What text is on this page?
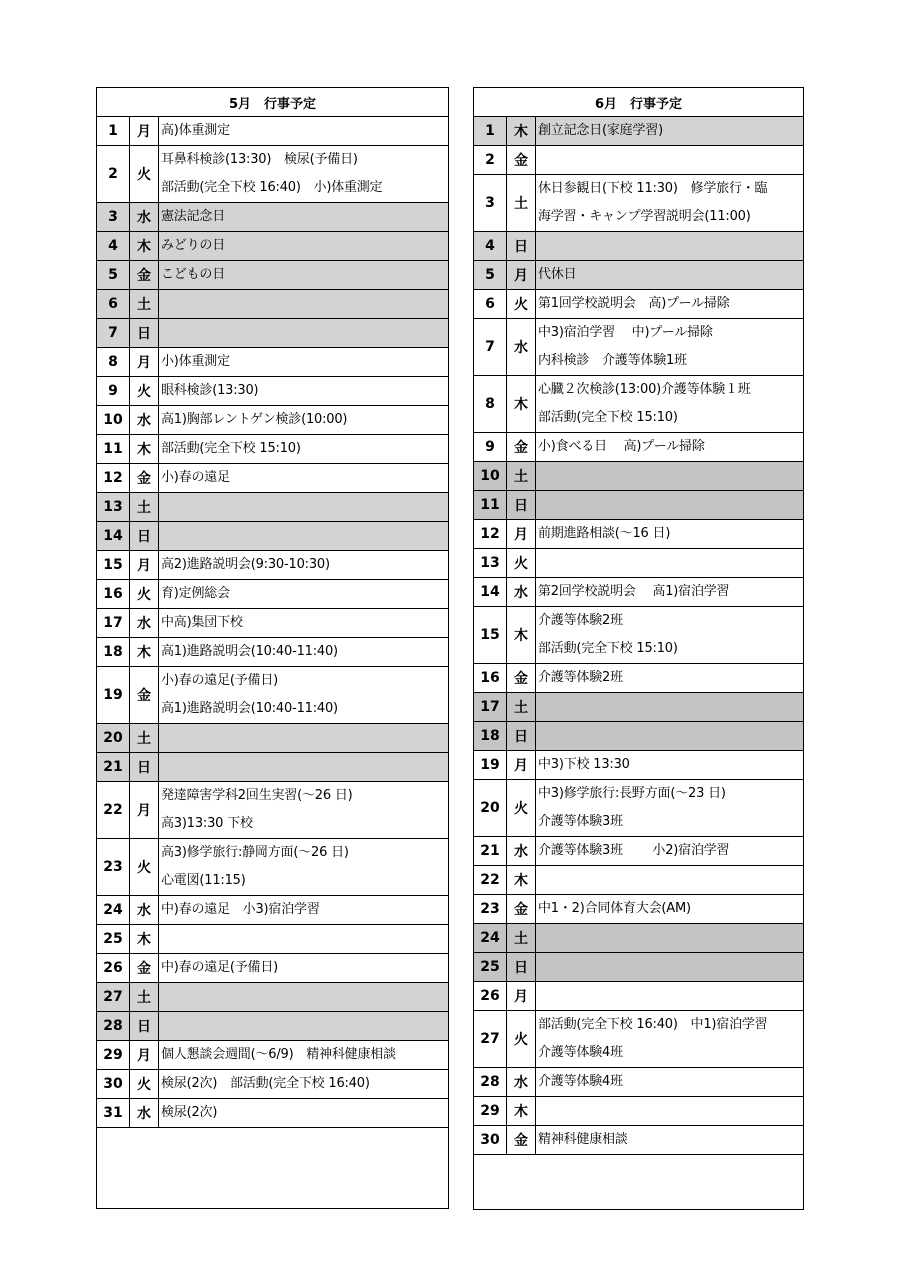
5月　行事予定		
1	月	高)体重測定

2	火	耳鼻科検診(13:30)　検尿(予備日)
部活動(完全下校 16:40)　小)体重測定

3	水	憲法記念日

4	木	みどりの日

5	金	こどもの日

6	土	

7	日	

8	月	小)体重測定

9	火	眼科検診(13:30)

10	水	高1)胸部レントゲン検診(10:00)

11	木	部活動(完全下校 15:10)

12	金	小)春の遠足

13	土	

14	日	

15	月	高2)進路説明会(9:30-10:30)

16	火	育)定例総会

17	水	中高)集団下校

18	木	高1)進路説明会(10:40-11:40)

19	金	小)春の遠足(予備日)
高1)進路説明会(10:40-11:40)

20	土	

21	日	

22	月	発達障害学科2回生実習(～26 日)
高3)13:30 下校

23	火	高3)修学旅行:静岡方面(～26 日)
心電図(11:15)

24	水	中)春の遠足　小3)宿泊学習

25	木	

26	金	中)春の遠足(予備日)

27	土	

28	日	

29	月	個人懇談会週間(～6/9)　精神科健康相談

30	火	検尿(2次)　部活動(完全下校 16:40)

31	水	検尿(2次)

6月　行事予定		
1	木	創立記念日(家庭学習)

2	金	

3	土	休日参観日(下校 11:30)　修学旅行・臨
海学習・キャンプ学習説明会(11:00)

4	日	

5	月	代休日

6	火	第1回学校説明会　高)プール掃除

7	水	中3)宿泊学習　 中)プール掃除
内科検診　介護等体験1班

8	木	心臓２次検診(13:00)介護等体験１班
部活動(完全下校 15:10)

9	金	小)食べる日　 高)プール掃除

10	土	

11	日	

12	月	前期進路相談(～16 日)

13	火	

14	水	第2回学校説明会　 高1)宿泊学習

15	木	介護等体験2班
部活動(完全下校 15:10)

16	金	介護等体験2班

17	土	

18	日	

19	月	中3)下校 13:30

20	火	中3)修学旅行:長野方面(～23 日)
介護等体験3班

21	水	介護等体験3班　　 小2)宿泊学習

22	木	

23	金	中1・2)合同体育大会(AM)

24	土	

25	日	

26	月	

27	火	部活動(完全下校 16:40)　中1)宿泊学習
介護等体験4班

28	水	介護等体験4班

29	木	

30	金	精神科健康相談
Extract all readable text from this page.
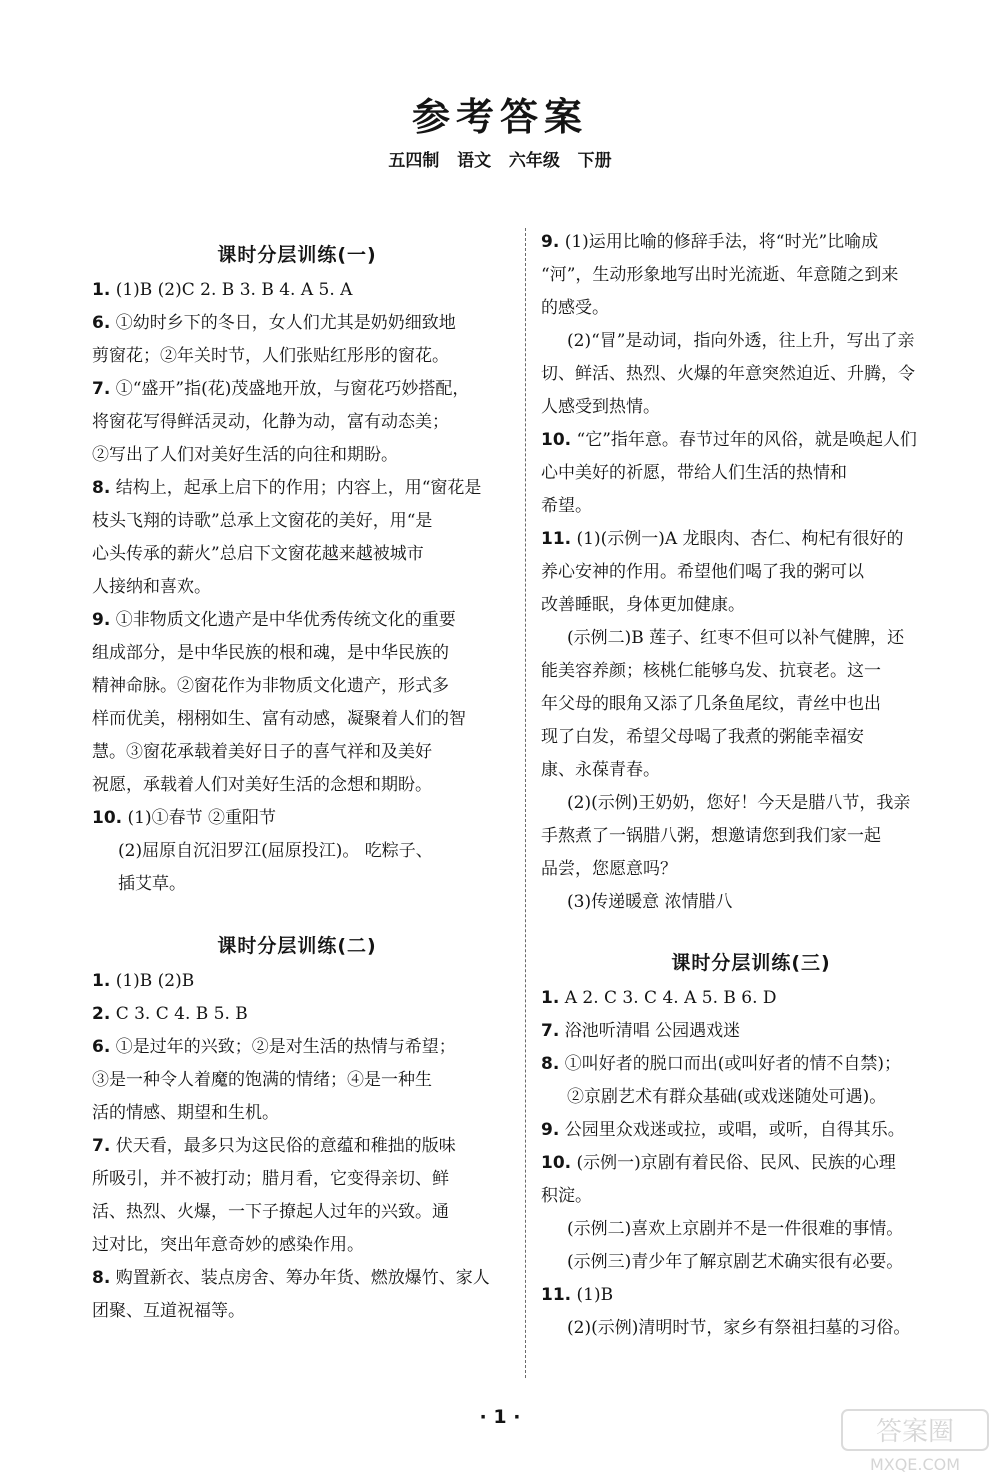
参考答案
五四制   语文   六年级   下册
课时分层训练(一)
1. (1)B (2)C 2. B 3. B 4. A 5. A
6. ①幼时乡下的冬日，女人们尤其是奶奶细致地
剪窗花；②年关时节，人们张贴红彤彤的窗花。
7. ①“盛开”指(花)茂盛地开放，与窗花巧妙搭配，
将窗花写得鲜活灵动，化静为动，富有动态美；
②写出了人们对美好生活的向往和期盼。
8. 结构上，起承上启下的作用；内容上，用“窗花是
枝头飞翔的诗歌”总承上文窗花的美好，用“是
心头传承的薪火”总启下文窗花越来越被城市
人接纳和喜欢。
9. ①非物质文化遗产是中华优秀传统文化的重要
组成部分，是中华民族的根和魂，是中华民族的
精神命脉。②窗花作为非物质文化遗产，形式多
样而优美，栩栩如生、富有动感，凝聚着人们的智
慧。③窗花承载着美好日子的喜气祥和及美好
祝愿，承载着人们对美好生活的念想和期盼。
10. (1)①春节 ②重阳节
(2)屈原自沉汨罗江(屈原投江)。 吃粽子、
插艾草。
课时分层训练(二)
1. (1)B (2)B
2. C 3. C 4. B 5. B
6. ①是过年的兴致；②是对生活的热情与希望；
③是一种令人着魔的饱满的情绪；④是一种生
活的情感、期望和生机。
7. 伏天看，最多只为这民俗的意蕴和稚拙的版味
所吸引，并不被打动；腊月看，它变得亲切、鲜
活、热烈、火爆，一下子撩起人过年的兴致。通
过对比，突出年意奇妙的感染作用。
8. 购置新衣、装点房舍、筹办年货、燃放爆竹、家人
团聚、互道祝福等。
9. (1)运用比喻的修辞手法，将“时光”比喻成
“河”，生动形象地写出时光流逝、年意随之到来
的感受。
(2)“冒”是动词，指向外透，往上升，写出了亲
切、鲜活、热烈、火爆的年意突然迫近、升腾，令
人感受到热情。
10. “它”指年意。春节过年的风俗，就是唤起人们
心中美好的祈愿，带给人们生活的热情和
希望。
11. (1)(示例一)A 龙眼肉、杏仁、枸杞有很好的
养心安神的作用。希望他们喝了我的粥可以
改善睡眠，身体更加健康。
(示例二)B 莲子、红枣不但可以补气健脾，还
能美容养颜；核桃仁能够乌发、抗衰老。这一
年父母的眼角又添了几条鱼尾纹，青丝中也出
现了白发，希望父母喝了我煮的粥能幸福安
康、永葆青春。
(2)(示例)王奶奶，您好！今天是腊八节，我亲
手熬煮了一锅腊八粥，想邀请您到我们家一起
品尝，您愿意吗？
(3)传递暖意 浓情腊八
课时分层训练(三)
1. A 2. C 3. C 4. A 5. B 6. D
7. 浴池听清唱 公园遇戏迷
8. ①叫好者的脱口而出(或叫好者的情不自禁)；
②京剧艺术有群众基础(或戏迷随处可遇)。
9. 公园里众戏迷或拉，或唱，或听，自得其乐。
10. (示例一)京剧有着民俗、民风、民族的心理
积淀。
(示例二)喜欢上京剧并不是一件很难的事情。
(示例三)青少年了解京剧艺术确实很有必要。
11. (1)B
(2)(示例)清明时节，家乡有祭祖扫墓的习俗。
· 1 ·	答案圈
MXQE.COM
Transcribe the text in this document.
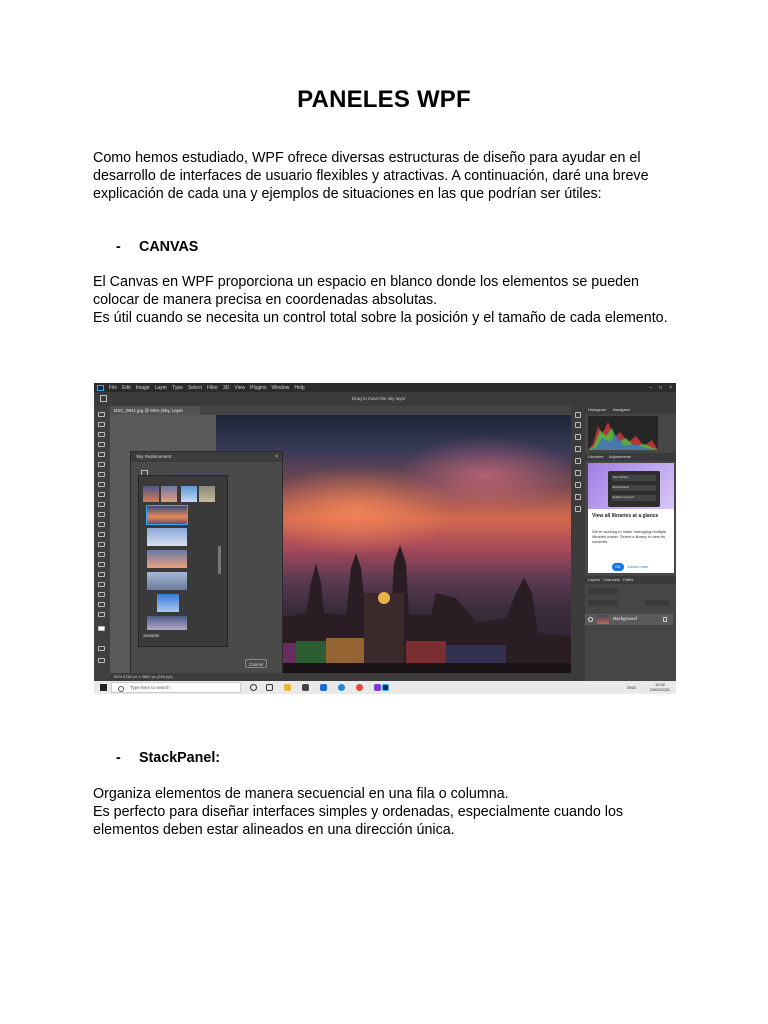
PANELES WPF

Como hemos estudiado, WPF ofrece diversas estructuras de diseño para ayudar en el

desarrollo de interfaces de usuario flexibles y atractivas. A continuación, daré una breve

explicación de cada una y ejemplos de situaciones en las que podrían ser útiles:

- CANVAS

El Canvas en WPF proporciona un espacio en blanco donde los elementos se pueden

colocar de manera precisa en coordenadas absolutas.

Es útil cuando se necesita un control total sobre la posición y el tamaño de cada elemento.

File Edit Image Layer Type Select Filter 3D View Plugins Window Help	– □ ×
Drag to move the sky layer
DSC_0841.jpg @ 50% (Sky, Layer
Sky Replacement	×
Cancel
Sunsets
Histogram Navigator
Libraries Adjustments
Your Library
Stock Assets
Graphic Content
View all libraries at a glance
We're working to make managing multiple libraries easier. Select a library to view its contents.
OK	Learn more
Layers Channels Paths
Background
50% 5760 px x 3840 px (240 ppi)
Type here to search	ENG
12:52
23/02/2021
- StackPanel:

Organiza elementos de manera secuencial en una fila o columna.

Es perfecto para diseñar interfaces simples y ordenadas, especialmente cuando los

elementos deben estar alineados en una dirección única.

════════════════

Every entry above is to be set down exactly; the pictures are to be left out.

Solved exercise:
What text is on this page?
5月　行事予定		
1	月	高)体重測定

2	火	耳鼻科検診(13:30)　検尿(予備日)
部活動(完全下校 16:40)　小)体重測定

3	水	憲法記念日

4	木	みどりの日

5	金	こどもの日

6	土	

7	日	

8	月	小)体重測定

9	火	眼科検診(13:30)

10	水	高1)胸部レントゲン検診(10:00)

11	木	部活動(完全下校 15:10)

12	金	小)春の遠足

13	土	

14	日	

15	月	高2)進路説明会(9:30-10:30)

16	火	育)定例総会

17	水	中高)集団下校

18	木	高1)進路説明会(10:40-11:40)

19	金	小)春の遠足(予備日)
高1)進路説明会(10:40-11:40)

20	土	

21	日	

22	月	発達障害学科2回生実習(～26 日)
高3)13:30 下校

23	火	高3)修学旅行:静岡方面(～26 日)
心電図(11:15)

24	水	中)春の遠足　小3)宿泊学習

25	木	

26	金	中)春の遠足(予備日)

27	土	

28	日	

29	月	個人懇談会週間(～6/9)　精神科健康相談

30	火	検尿(2次)　部活動(完全下校 16:40)

31	水	検尿(2次)

6月　行事予定		
1	木	創立記念日(家庭学習)

2	金	

3	土	休日参観日(下校 11:30)　修学旅行・臨
海学習・キャンプ学習説明会(11:00)

4	日	

5	月	代休日

6	火	第1回学校説明会　高)プール掃除

7	水	中3)宿泊学習　 中)プール掃除
内科検診　介護等体験1班

8	木	心臓２次検診(13:00)介護等体験１班
部活動(完全下校 15:10)

9	金	小)食べる日　 高)プール掃除

10	土	

11	日	

12	月	前期進路相談(～16 日)

13	火	

14	水	第2回学校説明会　 高1)宿泊学習

15	木	介護等体験2班
部活動(完全下校 15:10)

16	金	介護等体験2班

17	土	

18	日	

19	月	中3)下校 13:30

20	火	中3)修学旅行:長野方面(～23 日)
介護等体験3班

21	水	介護等体験3班　　 小2)宿泊学習

22	木	

23	金	中1・2)合同体育大会(AM)

24	土	

25	日	

26	月	

27	火	部活動(完全下校 16:40)　中1)宿泊学習
介護等体験4班

28	水	介護等体験4班

29	木	

30	金	精神科健康相談
Extract all readable text from this page.
参考答案
五四制   语文   六年级   下册
课时分层训练(一)
1. (1)B (2)C 2. B 3. B 4. A 5. A
6. ①幼时乡下的冬日，女人们尤其是奶奶细致地
剪窗花；②年关时节，人们张贴红彤彤的窗花。
7. ①“盛开”指(花)茂盛地开放，与窗花巧妙搭配，
将窗花写得鲜活灵动，化静为动，富有动态美；
②写出了人们对美好生活的向往和期盼。
8. 结构上，起承上启下的作用；内容上，用“窗花是
枝头飞翔的诗歌”总承上文窗花的美好，用“是
心头传承的薪火”总启下文窗花越来越被城市
人接纳和喜欢。
9. ①非物质文化遗产是中华优秀传统文化的重要
组成部分，是中华民族的根和魂，是中华民族的
精神命脉。②窗花作为非物质文化遗产，形式多
样而优美，栩栩如生、富有动感，凝聚着人们的智
慧。③窗花承载着美好日子的喜气祥和及美好
祝愿，承载着人们对美好生活的念想和期盼。
10. (1)①春节 ②重阳节
(2)屈原自沉汨罗江(屈原投江)。 吃粽子、
插艾草。
课时分层训练(二)
1. (1)B (2)B
2. C 3. C 4. B 5. B
6. ①是过年的兴致；②是对生活的热情与希望；
③是一种令人着魔的饱满的情绪；④是一种生
活的情感、期望和生机。
7. 伏天看，最多只为这民俗的意蕴和稚拙的版味
所吸引，并不被打动；腊月看，它变得亲切、鲜
活、热烈、火爆，一下子撩起人过年的兴致。通
过对比，突出年意奇妙的感染作用。
8. 购置新衣、装点房舍、筹办年货、燃放爆竹、家人
团聚、互道祝福等。
9. (1)运用比喻的修辞手法，将“时光”比喻成
“河”，生动形象地写出时光流逝、年意随之到来
的感受。
(2)“冒”是动词，指向外透，往上升，写出了亲
切、鲜活、热烈、火爆的年意突然迫近、升腾，令
人感受到热情。
10. “它”指年意。春节过年的风俗，就是唤起人们
心中美好的祈愿，带给人们生活的热情和
希望。
11. (1)(示例一)A 龙眼肉、杏仁、枸杞有很好的
养心安神的作用。希望他们喝了我的粥可以
改善睡眠，身体更加健康。
(示例二)B 莲子、红枣不但可以补气健脾，还
能美容养颜；核桃仁能够乌发、抗衰老。这一
年父母的眼角又添了几条鱼尾纹，青丝中也出
现了白发，希望父母喝了我煮的粥能幸福安
康、永葆青春。
(2)(示例)王奶奶，您好！今天是腊八节，我亲
手熬煮了一锅腊八粥，想邀请您到我们家一起
品尝，您愿意吗？
(3)传递暖意 浓情腊八
课时分层训练(三)
1. A 2. C 3. C 4. A 5. B 6. D
7. 浴池听清唱 公园遇戏迷
8. ①叫好者的脱口而出(或叫好者的情不自禁)；
②京剧艺术有群众基础(或戏迷随处可遇)。
9. 公园里众戏迷或拉，或唱，或听，自得其乐。
10. (示例一)京剧有着民俗、民风、民族的心理
积淀。
(示例二)喜欢上京剧并不是一件很难的事情。
(示例三)青少年了解京剧艺术确实很有必要。
11. (1)B
(2)(示例)清明时节，家乡有祭祖扫墓的习俗。
· 1 ·	答案圈
MXQE.COM
Transcribe the text in this document.
PANELES WPF

Como hemos estudiado, WPF ofrece diversas estructuras de diseño para ayudar en el

desarrollo de interfaces de usuario flexibles y atractivas. A continuación, daré una breve

explicación de cada una y ejemplos de situaciones en las que podrían ser útiles:

- CANVAS

El Canvas en WPF proporciona un espacio en blanco donde los elementos se pueden

colocar de manera precisa en coordenadas absolutas.

Es útil cuando se necesita un control total sobre la posición y el tamaño de cada elemento.

File Edit Image Layer Type Select Filter 3D View Plugins Window Help	– □ ×
Drag to move the sky layer
DSC_0841.jpg @ 50% (Sky, Layer
Sky Replacement	×
Cancel
Sunsets
Histogram Navigator
Libraries Adjustments
Your Library
Stock Assets
Graphic Content
View all libraries at a glance
We're working to make managing multiple libraries easier. Select a library to view its contents.
OK	Learn more
Layers Channels Paths
Background
50% 5760 px x 3840 px (240 ppi)
Type here to search	ENG
12:52
23/02/2021
- StackPanel:

Organiza elementos de manera secuencial en una fila o columna.

Es perfecto para diseñar interfaces simples y ordenadas, especialmente cuando los

elementos deben estar alineados en una dirección única.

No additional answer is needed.